- Exercise:
Extract every line of text from the entries below and reproduce each one word for word, leaving out the pictures.

━━━━━━━━━━━━━━━━

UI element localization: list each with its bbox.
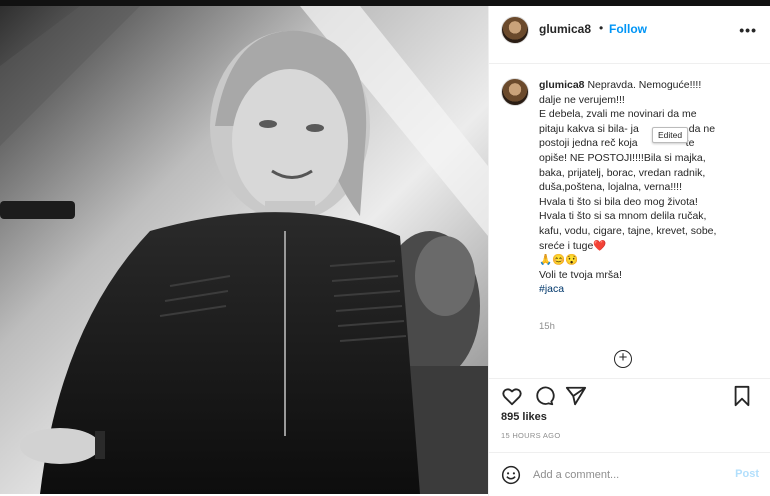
comment-bubble-icon[interactable] xyxy=(533,385,555,407)
paper-plane-icon[interactable] xyxy=(565,385,587,407)
caption-line: Nepravda. Nemoguće!!!! xyxy=(584,79,702,91)
post-time-ago[interactable]: 15 HOURS AGO xyxy=(501,431,560,440)
separator-dot: • xyxy=(599,21,604,35)
heart-icon[interactable] xyxy=(501,385,523,407)
caption-text: glumica8 Nepravda. Nemoguće!!!! dalje ne… xyxy=(539,78,759,297)
photo-illustration xyxy=(0,6,488,494)
more-options-icon[interactable]: ••• xyxy=(739,22,757,38)
caption-line: sreće i tuge❤️ xyxy=(539,239,607,252)
caption-line: pitaju kakva si bila- ja xyxy=(539,122,639,135)
caption-line: Voli te tvoja mrša! xyxy=(539,268,622,281)
caption-line: Hvala ti što si bila deo mog života! xyxy=(539,195,698,208)
instagram-post-window: glumica8 • Follow ••• glumica8 Nepravda.… xyxy=(0,0,770,496)
avatar[interactable] xyxy=(501,16,529,44)
caption-line: baka, prijatelj, borac, vredan radnik, xyxy=(539,166,706,179)
comment-input[interactable] xyxy=(533,465,713,485)
edited-tooltip: Edited xyxy=(652,127,689,143)
caption-username[interactable]: glumica8 xyxy=(539,79,585,91)
action-bar: 895 likes 15 HOURS AGO xyxy=(489,378,770,450)
caption-timestamp[interactable]: 15h xyxy=(539,321,555,332)
bookmark-icon[interactable] xyxy=(731,385,753,407)
plus-circle-icon[interactable]: + xyxy=(614,350,632,368)
caption-line: opiše! NE POSTOJI!!!!Bila si majka, xyxy=(539,151,706,164)
smiley-icon[interactable] xyxy=(501,465,521,485)
post-button[interactable]: Post xyxy=(735,468,759,480)
caption-line: kafu, vodu, cigare, tajne, krevet, sobe, xyxy=(539,224,717,237)
caption-line: dalje ne verujem!!! xyxy=(539,93,625,106)
post-header: glumica8 • Follow ••• xyxy=(489,6,770,64)
hashtag-link[interactable]: #jaca xyxy=(539,282,759,297)
caption-line: E debela, zvali me novinari da me xyxy=(539,108,697,121)
caption-line: Hvala ti što si sa mnom delila ručak, xyxy=(539,210,707,223)
post-side-panel: glumica8 • Follow ••• glumica8 Nepravda.… xyxy=(488,6,770,496)
follow-button[interactable]: Follow xyxy=(609,22,647,36)
comment-bar: Post xyxy=(489,452,770,496)
header-username[interactable]: glumica8 xyxy=(539,22,591,36)
caption-line: 🙏😊😯 xyxy=(539,254,579,267)
caption-area: glumica8 Nepravda. Nemoguće!!!! dalje ne… xyxy=(489,64,770,376)
caption-avatar[interactable] xyxy=(501,78,529,106)
caption-line-tail: da ne xyxy=(688,122,716,135)
post-photo[interactable] xyxy=(0,6,488,494)
caption-line: postoji jedna reč koja xyxy=(539,137,638,150)
likes-count[interactable]: 895 likes xyxy=(501,411,547,423)
caption-line: duša,poštena, lojalna, verna!!!! xyxy=(539,181,683,194)
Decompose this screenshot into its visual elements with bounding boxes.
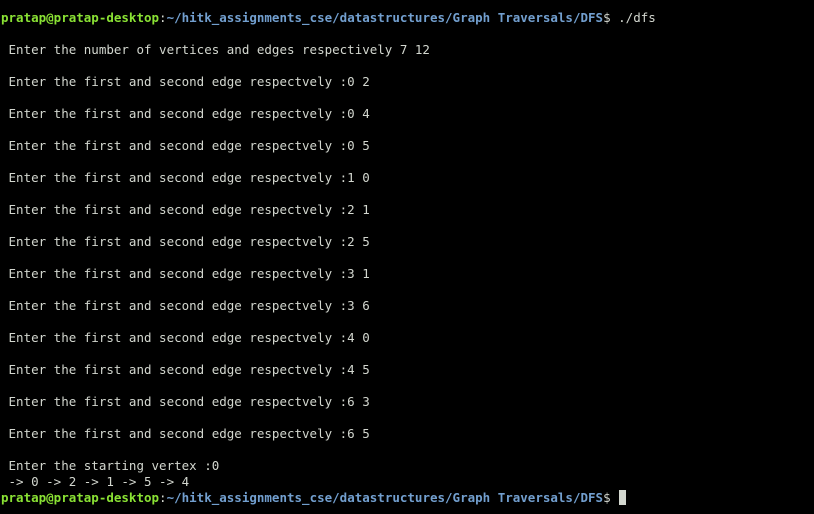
prompt-colon: : — [159, 490, 167, 505]
vertices-edges-prompt: Enter the number of vertices and edges r… — [1, 42, 430, 57]
edge-prompt-line: Enter the first and second edge respectv… — [1, 170, 370, 185]
starting-vertex-prompt: Enter the starting vertex :0 — [1, 458, 220, 473]
prompt-path: ~/hitk_assignments_cse/datastructures/Gr… — [166, 10, 604, 25]
prompt-user-host: pratap@pratap-desktop — [1, 10, 160, 25]
command-text: ./dfs — [618, 10, 656, 25]
edge-prompt-line: Enter the first and second edge respectv… — [1, 330, 370, 345]
edge-prompt-line: Enter the first and second edge respectv… — [1, 394, 370, 409]
edge-prompt-line: Enter the first and second edge respectv… — [1, 266, 370, 281]
prompt-user-host: pratap@pratap-desktop — [1, 490, 160, 505]
edge-prompt-line: Enter the first and second edge respectv… — [1, 234, 370, 249]
edge-prompt-line: Enter the first and second edge respectv… — [1, 138, 370, 153]
prompt-symbol: $ — [603, 490, 619, 505]
prompt-symbol: $ — [603, 10, 619, 25]
edge-prompt-line: Enter the first and second edge respectv… — [1, 298, 370, 313]
edge-prompt-line: Enter the first and second edge respectv… — [1, 362, 370, 377]
text-cursor — [619, 490, 627, 505]
prompt-path: ~/hitk_assignments_cse/datastructures/Gr… — [166, 490, 604, 505]
traversal-result: -> 0 -> 2 -> 1 -> 5 -> 4 — [1, 474, 190, 489]
prompt-colon: : — [159, 10, 167, 25]
edge-prompt-line: Enter the first and second edge respectv… — [1, 106, 370, 121]
prompt-line-1: pratap@pratap-desktop:~/hitk_assignments… — [1, 10, 656, 26]
terminal-window[interactable]: pratap@pratap-desktop:~/hitk_assignments… — [0, 0, 814, 514]
prompt-line-2[interactable]: pratap@pratap-desktop:~/hitk_assignments… — [1, 490, 627, 506]
edge-prompt-line: Enter the first and second edge respectv… — [1, 426, 370, 441]
edge-prompt-line: Enter the first and second edge respectv… — [1, 202, 370, 217]
edge-prompt-line: Enter the first and second edge respectv… — [1, 74, 370, 89]
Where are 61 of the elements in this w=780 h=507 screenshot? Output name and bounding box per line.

━━━━━━━━━━━━━━━━

- Answer for the task:
UI element localization: list each with its bbox.
comment-bubble-icon[interactable] xyxy=(533,385,555,407)
paper-plane-icon[interactable] xyxy=(565,385,587,407)
caption-line: Nepravda. Nemoguće!!!! xyxy=(584,79,702,91)
post-time-ago[interactable]: 15 HOURS AGO xyxy=(501,431,560,440)
separator-dot: • xyxy=(599,21,604,35)
heart-icon[interactable] xyxy=(501,385,523,407)
caption-text: glumica8 Nepravda. Nemoguće!!!! dalje ne… xyxy=(539,78,759,297)
photo-illustration xyxy=(0,6,488,494)
more-options-icon[interactable]: ••• xyxy=(739,22,757,38)
caption-line: sreće i tuge❤️ xyxy=(539,239,607,252)
caption-line: pitaju kakva si bila- ja xyxy=(539,122,639,135)
caption-line: Voli te tvoja mrša! xyxy=(539,268,622,281)
caption-line: Hvala ti što si bila deo mog života! xyxy=(539,195,698,208)
instagram-post-window: glumica8 • Follow ••• glumica8 Nepravda.… xyxy=(0,0,770,496)
avatar[interactable] xyxy=(501,16,529,44)
caption-line: baka, prijatelj, borac, vredan radnik, xyxy=(539,166,706,179)
comment-input[interactable] xyxy=(533,465,713,485)
edited-tooltip: Edited xyxy=(652,127,689,143)
caption-username[interactable]: glumica8 xyxy=(539,79,585,91)
action-bar: 895 likes 15 HOURS AGO xyxy=(489,378,770,450)
caption-timestamp[interactable]: 15h xyxy=(539,321,555,332)
bookmark-icon[interactable] xyxy=(731,385,753,407)
plus-circle-icon[interactable]: + xyxy=(614,350,632,368)
caption-line: opiše! NE POSTOJI!!!!Bila si majka, xyxy=(539,151,706,164)
smiley-icon[interactable] xyxy=(501,465,521,485)
post-button[interactable]: Post xyxy=(735,468,759,480)
caption-line: kafu, vodu, cigare, tajne, krevet, sobe, xyxy=(539,224,717,237)
caption-line: dalje ne verujem!!! xyxy=(539,93,625,106)
post-header: glumica8 • Follow ••• xyxy=(489,6,770,64)
hashtag-link[interactable]: #jaca xyxy=(539,282,759,297)
caption-line: E debela, zvali me novinari da me xyxy=(539,108,697,121)
caption-line: Hvala ti što si sa mnom delila ručak, xyxy=(539,210,707,223)
post-side-panel: glumica8 • Follow ••• glumica8 Nepravda.… xyxy=(488,6,770,496)
follow-button[interactable]: Follow xyxy=(609,22,647,36)
comment-bar: Post xyxy=(489,452,770,496)
header-username[interactable]: glumica8 xyxy=(539,22,591,36)
caption-line: 🙏😊😯 xyxy=(539,254,579,267)
caption-area: glumica8 Nepravda. Nemoguće!!!! dalje ne… xyxy=(489,64,770,376)
caption-avatar[interactable] xyxy=(501,78,529,106)
caption-line-tail: da ne xyxy=(688,122,716,135)
post-photo[interactable] xyxy=(0,6,488,494)
caption-line: postoji jedna reč koja xyxy=(539,137,638,150)
likes-count[interactable]: 895 likes xyxy=(501,411,547,423)
caption-line: duša,poštena, lojalna, verna!!!! xyxy=(539,181,683,194)
Decompose this screenshot into its visual elements with bounding boxes.
prompt-colon: : — [159, 490, 167, 505]
vertices-edges-prompt: Enter the number of vertices and edges r… — [1, 42, 430, 57]
edge-prompt-line: Enter the first and second edge respectv… — [1, 170, 370, 185]
starting-vertex-prompt: Enter the starting vertex :0 — [1, 458, 220, 473]
prompt-path: ~/hitk_assignments_cse/datastructures/Gr… — [166, 10, 604, 25]
prompt-user-host: pratap@pratap-desktop — [1, 10, 160, 25]
command-text: ./dfs — [618, 10, 656, 25]
edge-prompt-line: Enter the first and second edge respectv… — [1, 330, 370, 345]
edge-prompt-line: Enter the first and second edge respectv… — [1, 394, 370, 409]
edge-prompt-line: Enter the first and second edge respectv… — [1, 266, 370, 281]
prompt-user-host: pratap@pratap-desktop — [1, 490, 160, 505]
edge-prompt-line: Enter the first and second edge respectv… — [1, 234, 370, 249]
edge-prompt-line: Enter the first and second edge respectv… — [1, 138, 370, 153]
prompt-symbol: $ — [603, 490, 619, 505]
prompt-symbol: $ — [603, 10, 619, 25]
edge-prompt-line: Enter the first and second edge respectv… — [1, 298, 370, 313]
edge-prompt-line: Enter the first and second edge respectv… — [1, 362, 370, 377]
text-cursor — [619, 490, 627, 505]
prompt-path: ~/hitk_assignments_cse/datastructures/Gr… — [166, 490, 604, 505]
traversal-result: -> 0 -> 2 -> 1 -> 5 -> 4 — [1, 474, 190, 489]
prompt-colon: : — [159, 10, 167, 25]
edge-prompt-line: Enter the first and second edge respectv… — [1, 106, 370, 121]
prompt-line-1: pratap@pratap-desktop:~/hitk_assignments… — [1, 10, 656, 26]
terminal-window[interactable]: pratap@pratap-desktop:~/hitk_assignments… — [0, 0, 814, 514]
prompt-line-2[interactable]: pratap@pratap-desktop:~/hitk_assignments… — [1, 490, 627, 506]
edge-prompt-line: Enter the first and second edge respectv… — [1, 426, 370, 441]
edge-prompt-line: Enter the first and second edge respectv… — [1, 202, 370, 217]
edge-prompt-line: Enter the first and second edge respectv… — [1, 74, 370, 89]
Where are 61 of the elements in this w=780 h=507 screenshot? Output name and bounding box per line.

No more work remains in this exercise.